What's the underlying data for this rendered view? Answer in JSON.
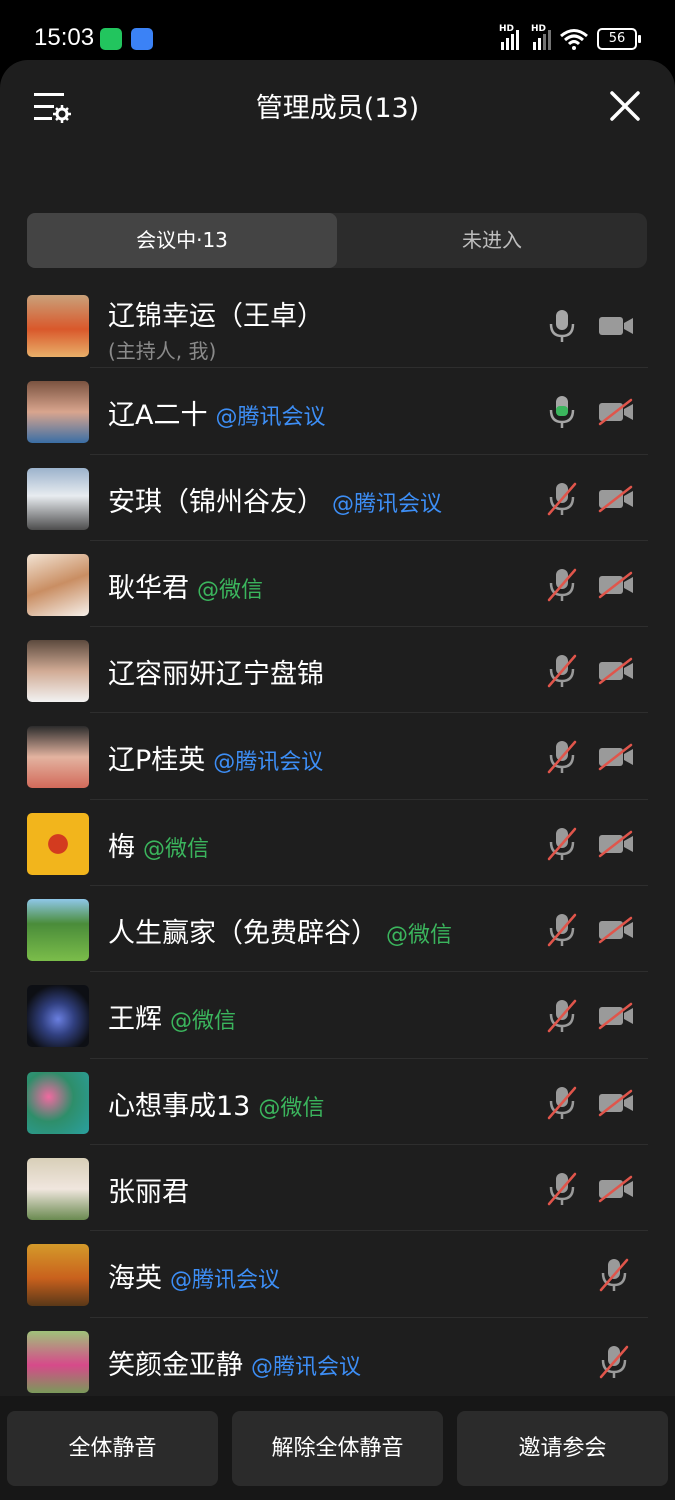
{
  "status": {
    "time": "15:03",
    "battery": "56",
    "net1": "HD",
    "net2": "HD"
  },
  "header": {
    "title": "管理成员(13)"
  },
  "tabs": [
    {
      "label": "会议中·13",
      "active": true
    },
    {
      "label": "未进入",
      "active": false
    }
  ],
  "members": [
    {
      "name": "辽锦幸运（王卓）",
      "sub": "(主持人, 我)",
      "tag": "",
      "tag_type": "",
      "mic": "on",
      "cam": "on"
    },
    {
      "name": "辽A二十",
      "tag": "@腾讯会议",
      "tag_type": "tx",
      "mic": "speaking",
      "cam": "off"
    },
    {
      "name": "安琪（锦州谷友）",
      "tag": "@腾讯会议",
      "tag_type": "tx",
      "mic": "off",
      "cam": "off"
    },
    {
      "name": "耿华君",
      "tag": "@微信",
      "tag_type": "wx",
      "mic": "off",
      "cam": "off"
    },
    {
      "name": "辽容丽妍辽宁盘锦",
      "tag": "",
      "tag_type": "",
      "mic": "off",
      "cam": "off"
    },
    {
      "name": "辽P桂英",
      "tag": "@腾讯会议",
      "tag_type": "tx",
      "mic": "off",
      "cam": "off"
    },
    {
      "name": "梅",
      "tag": "@微信",
      "tag_type": "wx",
      "mic": "off",
      "cam": "off"
    },
    {
      "name": "人生赢家（免费辟谷）",
      "tag": "@微信",
      "tag_type": "wx",
      "mic": "off",
      "cam": "off"
    },
    {
      "name": "王辉",
      "tag": "@微信",
      "tag_type": "wx",
      "mic": "off",
      "cam": "off"
    },
    {
      "name": "心想事成13",
      "tag": "@微信",
      "tag_type": "wx",
      "mic": "off",
      "cam": "off"
    },
    {
      "name": "张丽君",
      "tag": "",
      "tag_type": "",
      "mic": "off",
      "cam": "off"
    },
    {
      "name": "海英",
      "tag": "@腾讯会议",
      "tag_type": "tx",
      "mic": "off",
      "cam": "none"
    },
    {
      "name": "笑颜金亚静",
      "tag": "@腾讯会议",
      "tag_type": "tx",
      "mic": "off",
      "cam": "none"
    }
  ],
  "buttons": {
    "mute_all": "全体静音",
    "unmute_all": "解除全体静音",
    "invite": "邀请参会"
  },
  "colors": {
    "tencent": "#3d8ef5",
    "wechat": "#3bb55d",
    "muted": "#e0554b",
    "speaking": "#3bb55d"
  }
}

**Task brief:** Every line of the data above should be quoted exactly. Omit the pictures.

**Response:**
What's the underlying data for this rendered view? Answer in JSON.
{
  "status": {
    "time": "15:03",
    "battery": "56",
    "net1": "HD",
    "net2": "HD"
  },
  "header": {
    "title": "管理成员(13)"
  },
  "tabs": [
    {
      "label": "会议中·13",
      "active": true
    },
    {
      "label": "未进入",
      "active": false
    }
  ],
  "members": [
    {
      "name": "辽锦幸运（王卓）",
      "sub": "(主持人, 我)",
      "tag": "",
      "tag_type": "",
      "mic": "on",
      "cam": "on"
    },
    {
      "name": "辽A二十",
      "tag": "@腾讯会议",
      "tag_type": "tx",
      "mic": "speaking",
      "cam": "off"
    },
    {
      "name": "安琪（锦州谷友）",
      "tag": "@腾讯会议",
      "tag_type": "tx",
      "mic": "off",
      "cam": "off"
    },
    {
      "name": "耿华君",
      "tag": "@微信",
      "tag_type": "wx",
      "mic": "off",
      "cam": "off"
    },
    {
      "name": "辽容丽妍辽宁盘锦",
      "tag": "",
      "tag_type": "",
      "mic": "off",
      "cam": "off"
    },
    {
      "name": "辽P桂英",
      "tag": "@腾讯会议",
      "tag_type": "tx",
      "mic": "off",
      "cam": "off"
    },
    {
      "name": "梅",
      "tag": "@微信",
      "tag_type": "wx",
      "mic": "off",
      "cam": "off"
    },
    {
      "name": "人生赢家（免费辟谷）",
      "tag": "@微信",
      "tag_type": "wx",
      "mic": "off",
      "cam": "off"
    },
    {
      "name": "王辉",
      "tag": "@微信",
      "tag_type": "wx",
      "mic": "off",
      "cam": "off"
    },
    {
      "name": "心想事成13",
      "tag": "@微信",
      "tag_type": "wx",
      "mic": "off",
      "cam": "off"
    },
    {
      "name": "张丽君",
      "tag": "",
      "tag_type": "",
      "mic": "off",
      "cam": "off"
    },
    {
      "name": "海英",
      "tag": "@腾讯会议",
      "tag_type": "tx",
      "mic": "off",
      "cam": "none"
    },
    {
      "name": "笑颜金亚静",
      "tag": "@腾讯会议",
      "tag_type": "tx",
      "mic": "off",
      "cam": "none"
    }
  ],
  "buttons": {
    "mute_all": "全体静音",
    "unmute_all": "解除全体静音",
    "invite": "邀请参会"
  },
  "colors": {
    "tencent": "#3d8ef5",
    "wechat": "#3bb55d",
    "muted": "#e0554b",
    "speaking": "#3bb55d"
  }
}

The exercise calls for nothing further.